| WHAT IS EXPECTED |
Give the total number of lines with the word "JSON" in them, and no other words.

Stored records
------------------------------------------------------------

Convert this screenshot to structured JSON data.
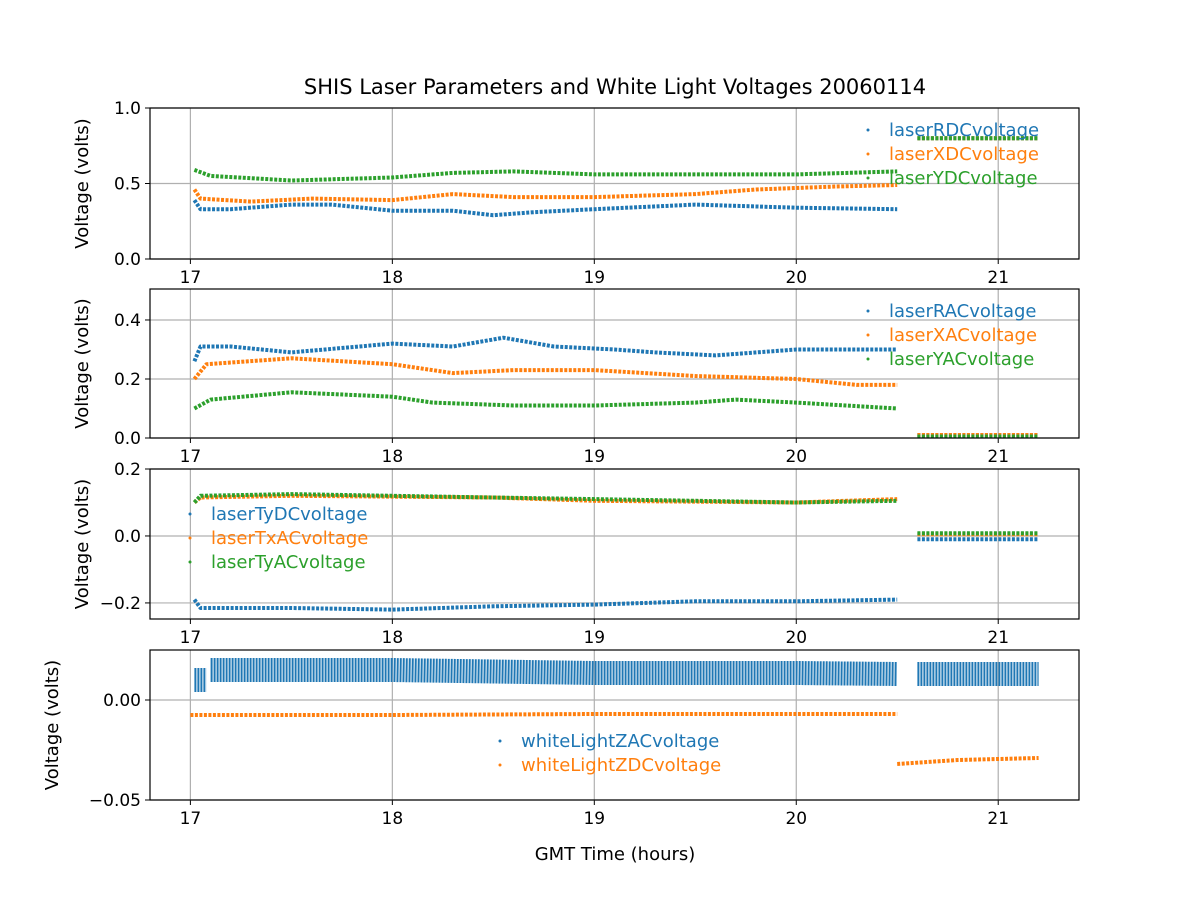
{
  "chart_data": [
    {
      "type": "scatter",
      "title": "SHIS Laser Parameters and White Light Voltages 20060114",
      "ylabel": "Voltage (volts)",
      "xlabel": "",
      "xlim": [
        16.8,
        21.4
      ],
      "ylim": [
        0,
        1.0
      ],
      "xticks": [
        "17",
        "18",
        "19",
        "20",
        "21"
      ],
      "yticks": [
        "0.0",
        "0.5",
        "1.0"
      ],
      "ytick_values": [
        0,
        0.5,
        1.0
      ],
      "grid": true,
      "legend": "upper right",
      "series": [
        {
          "name": "laserRDCvoltage",
          "color": "#1f77b4",
          "segments": [
            [
              [
                17.02,
                0.39
              ],
              [
                17.05,
                0.33
              ],
              [
                17.2,
                0.33
              ],
              [
                17.5,
                0.36
              ],
              [
                17.7,
                0.36
              ],
              [
                18.0,
                0.32
              ],
              [
                18.3,
                0.32
              ],
              [
                18.5,
                0.29
              ],
              [
                18.7,
                0.31
              ],
              [
                19.0,
                0.33
              ],
              [
                19.5,
                0.36
              ],
              [
                20.0,
                0.34
              ],
              [
                20.5,
                0.33
              ]
            ],
            [
              [
                20.6,
                0.8
              ],
              [
                21.2,
                0.8
              ]
            ]
          ]
        },
        {
          "name": "laserXDCvoltage",
          "color": "#ff7f0e",
          "segments": [
            [
              [
                17.02,
                0.46
              ],
              [
                17.05,
                0.4
              ],
              [
                17.3,
                0.38
              ],
              [
                17.6,
                0.4
              ],
              [
                18.0,
                0.39
              ],
              [
                18.3,
                0.43
              ],
              [
                18.6,
                0.41
              ],
              [
                19.0,
                0.41
              ],
              [
                19.5,
                0.43
              ],
              [
                19.8,
                0.46
              ],
              [
                20.2,
                0.48
              ],
              [
                20.5,
                0.49
              ]
            ],
            [
              [
                20.6,
                0.8
              ],
              [
                21.2,
                0.8
              ]
            ]
          ]
        },
        {
          "name": "laserYDCvoltage",
          "color": "#2ca02c",
          "segments": [
            [
              [
                17.02,
                0.59
              ],
              [
                17.1,
                0.55
              ],
              [
                17.5,
                0.52
              ],
              [
                18.0,
                0.54
              ],
              [
                18.3,
                0.57
              ],
              [
                18.6,
                0.58
              ],
              [
                19.0,
                0.56
              ],
              [
                19.5,
                0.56
              ],
              [
                20.0,
                0.56
              ],
              [
                20.5,
                0.58
              ]
            ],
            [
              [
                20.6,
                0.8
              ],
              [
                21.2,
                0.8
              ]
            ]
          ]
        }
      ]
    },
    {
      "type": "scatter",
      "ylabel": "Voltage (volts)",
      "xlim": [
        16.8,
        21.4
      ],
      "ylim": [
        0,
        0.505
      ],
      "xticks": [
        "17",
        "18",
        "19",
        "20",
        "21"
      ],
      "yticks": [
        "0.0",
        "0.2",
        "0.4"
      ],
      "ytick_values": [
        0,
        0.2,
        0.4
      ],
      "grid": true,
      "legend": "upper right",
      "series": [
        {
          "name": "laserRACvoltage",
          "color": "#1f77b4",
          "segments": [
            [
              [
                17.02,
                0.26
              ],
              [
                17.05,
                0.31
              ],
              [
                17.2,
                0.31
              ],
              [
                17.5,
                0.29
              ],
              [
                18.0,
                0.32
              ],
              [
                18.3,
                0.31
              ],
              [
                18.55,
                0.34
              ],
              [
                18.8,
                0.31
              ],
              [
                19.1,
                0.3
              ],
              [
                19.3,
                0.29
              ],
              [
                19.6,
                0.28
              ],
              [
                20.0,
                0.3
              ],
              [
                20.3,
                0.3
              ],
              [
                20.5,
                0.3
              ]
            ],
            [
              [
                20.6,
                0.01
              ],
              [
                21.2,
                0.01
              ]
            ]
          ]
        },
        {
          "name": "laserXACvoltage",
          "color": "#ff7f0e",
          "segments": [
            [
              [
                17.02,
                0.2
              ],
              [
                17.08,
                0.25
              ],
              [
                17.5,
                0.27
              ],
              [
                18.0,
                0.25
              ],
              [
                18.3,
                0.22
              ],
              [
                18.6,
                0.23
              ],
              [
                19.0,
                0.23
              ],
              [
                19.5,
                0.21
              ],
              [
                20.0,
                0.2
              ],
              [
                20.3,
                0.18
              ],
              [
                20.5,
                0.18
              ]
            ],
            [
              [
                20.6,
                0.01
              ],
              [
                21.2,
                0.01
              ]
            ]
          ]
        },
        {
          "name": "laserYACvoltage",
          "color": "#2ca02c",
          "segments": [
            [
              [
                17.02,
                0.1
              ],
              [
                17.1,
                0.13
              ],
              [
                17.5,
                0.155
              ],
              [
                18.0,
                0.14
              ],
              [
                18.2,
                0.12
              ],
              [
                18.6,
                0.11
              ],
              [
                19.0,
                0.11
              ],
              [
                19.5,
                0.12
              ],
              [
                19.7,
                0.13
              ],
              [
                20.0,
                0.12
              ],
              [
                20.5,
                0.1
              ]
            ],
            [
              [
                20.6,
                0.005
              ],
              [
                21.2,
                0.005
              ]
            ]
          ]
        }
      ]
    },
    {
      "type": "scatter",
      "ylabel": "Voltage (volts)",
      "xlim": [
        16.8,
        21.4
      ],
      "ylim": [
        -0.248,
        0.2
      ],
      "xticks": [
        "17",
        "18",
        "19",
        "20",
        "21"
      ],
      "yticks": [
        "−0.2",
        "0.0",
        "0.2"
      ],
      "ytick_values": [
        -0.2,
        0,
        0.2
      ],
      "grid": true,
      "legend": "center left",
      "series": [
        {
          "name": "laserTyDCvoltage",
          "color": "#1f77b4",
          "segments": [
            [
              [
                17.02,
                -0.19
              ],
              [
                17.05,
                -0.215
              ],
              [
                17.5,
                -0.215
              ],
              [
                18.0,
                -0.22
              ],
              [
                18.5,
                -0.21
              ],
              [
                19.0,
                -0.205
              ],
              [
                19.5,
                -0.195
              ],
              [
                20.0,
                -0.195
              ],
              [
                20.5,
                -0.19
              ]
            ],
            [
              [
                20.6,
                -0.01
              ],
              [
                21.2,
                -0.01
              ]
            ]
          ]
        },
        {
          "name": "laserTxACvoltage",
          "color": "#ff7f0e",
          "segments": [
            [
              [
                17.02,
                0.1
              ],
              [
                17.05,
                0.115
              ],
              [
                17.5,
                0.12
              ],
              [
                18.5,
                0.115
              ],
              [
                19.0,
                0.105
              ],
              [
                20.0,
                0.1
              ],
              [
                20.5,
                0.11
              ]
            ],
            [
              [
                20.6,
                0.005
              ],
              [
                21.2,
                0.005
              ]
            ]
          ]
        },
        {
          "name": "laserTyACvoltage",
          "color": "#2ca02c",
          "segments": [
            [
              [
                17.02,
                0.1
              ],
              [
                17.05,
                0.12
              ],
              [
                17.5,
                0.125
              ],
              [
                18.0,
                0.12
              ],
              [
                18.5,
                0.115
              ],
              [
                19.0,
                0.11
              ],
              [
                20.0,
                0.1
              ],
              [
                20.5,
                0.105
              ]
            ],
            [
              [
                20.6,
                0.008
              ],
              [
                21.2,
                0.008
              ]
            ]
          ]
        }
      ]
    },
    {
      "type": "scatter",
      "ylabel": "Voltage (volts)",
      "xlabel": "GMT Time (hours)",
      "xlim": [
        16.8,
        21.4
      ],
      "ylim": [
        -0.05,
        0.025
      ],
      "xticks": [
        "17",
        "18",
        "19",
        "20",
        "21"
      ],
      "yticks": [
        "−0.05",
        "0.00"
      ],
      "ytick_values": [
        -0.05,
        0
      ],
      "grid": true,
      "legend": "lower center",
      "series": [
        {
          "name": "whiteLightZACvoltage",
          "color": "#1f77b4",
          "spread": 0.006,
          "segments": [
            [
              [
                17.02,
                0.01
              ],
              [
                17.08,
                0.01
              ]
            ],
            [
              [
                17.1,
                0.015
              ],
              [
                17.5,
                0.015
              ],
              [
                18.0,
                0.015
              ],
              [
                19.0,
                0.0135
              ],
              [
                20.0,
                0.0135
              ],
              [
                20.5,
                0.013
              ]
            ],
            [
              [
                20.6,
                0.013
              ],
              [
                21.2,
                0.013
              ]
            ]
          ]
        },
        {
          "name": "whiteLightZDCvoltage",
          "color": "#ff7f0e",
          "segments": [
            [
              [
                17.0,
                -0.0075
              ],
              [
                18.0,
                -0.0075
              ],
              [
                19.0,
                -0.007
              ],
              [
                20.0,
                -0.007
              ],
              [
                20.5,
                -0.007
              ]
            ],
            [
              [
                20.5,
                -0.032
              ],
              [
                20.8,
                -0.03
              ],
              [
                21.2,
                -0.029
              ]
            ]
          ]
        }
      ]
    }
  ]
}
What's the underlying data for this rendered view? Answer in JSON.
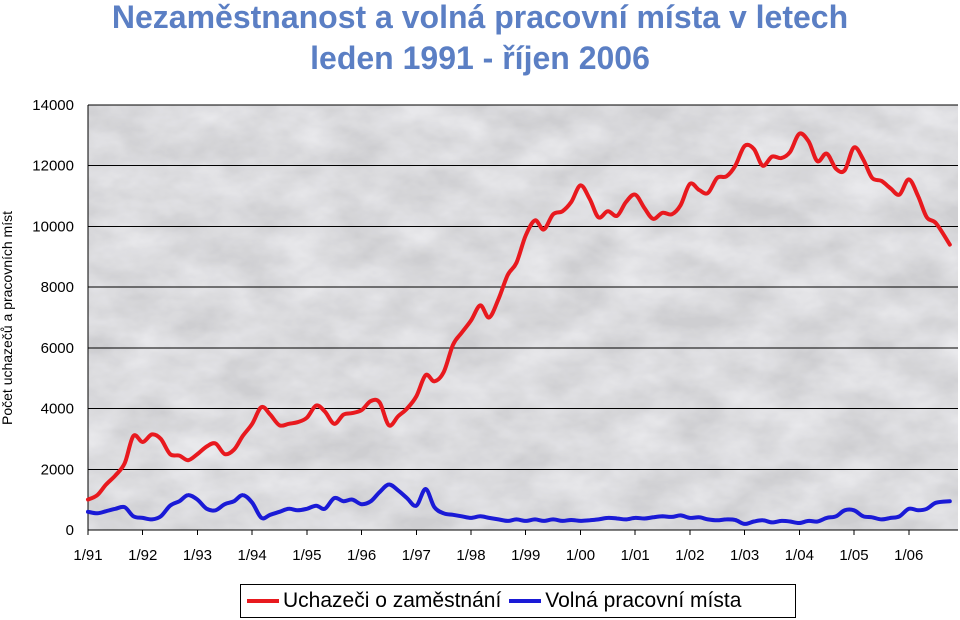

------------------------------------------------------------

| OUTPUT |
2